▶ GIVEN REQUEST:
Transcribe the data that follows precisely, omitting nothing.

▶ RECORDS FOR THIS TASK:
■ ■ ■

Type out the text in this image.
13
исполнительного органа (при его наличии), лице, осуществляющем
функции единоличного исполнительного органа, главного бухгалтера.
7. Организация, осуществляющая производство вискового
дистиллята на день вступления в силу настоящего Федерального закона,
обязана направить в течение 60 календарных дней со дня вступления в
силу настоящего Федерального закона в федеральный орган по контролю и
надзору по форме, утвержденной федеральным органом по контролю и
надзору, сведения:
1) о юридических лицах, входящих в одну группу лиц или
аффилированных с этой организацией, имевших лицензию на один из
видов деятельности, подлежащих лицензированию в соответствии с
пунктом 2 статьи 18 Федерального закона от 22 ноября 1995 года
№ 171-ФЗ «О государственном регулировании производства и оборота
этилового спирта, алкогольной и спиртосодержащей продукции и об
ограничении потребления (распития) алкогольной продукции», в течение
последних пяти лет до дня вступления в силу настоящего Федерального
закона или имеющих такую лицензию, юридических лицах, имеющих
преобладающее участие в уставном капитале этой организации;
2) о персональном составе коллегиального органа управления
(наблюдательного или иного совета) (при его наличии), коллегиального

■ ■ ■

▶ SOLVED PROBLEM:
Type out the text in this image.
13
исполнительного органа (при его наличии), лице, осуществляющем
функции единоличного исполнительного органа, главного бухгалтера.
7. Организация, осуществляющая производство вискового
дистиллята на день вступления в силу настоящего Федерального закона,
обязана направить в течение 60 календарных дней со дня вступления в
силу настоящего Федерального закона в федеральный орган по контролю и
надзору по форме, утвержденной федеральным органом по контролю и
надзору, сведения:
1) о юридических лицах, входящих в одну группу лиц или
аффилированных с этой организацией, имевших лицензию на один из
видов деятельности, подлежащих лицензированию в соответствии с
пунктом 2 статьи 18 Федерального закона от 22 ноября 1995 года
№ 171-ФЗ «О государственном регулировании производства и оборота
этилового спирта, алкогольной и спиртосодержащей продукции и об
ограничении потребления (распития) алкогольной продукции», в течение
последних пяти лет до дня вступления в силу настоящего Федерального
закона или имеющих такую лицензию, юридических лицах, имеющих
преобладающее участие в уставном капитале этой организации;
2) о персональном составе коллегиального органа управления
(наблюдательного или иного совета) (при его наличии), коллегиального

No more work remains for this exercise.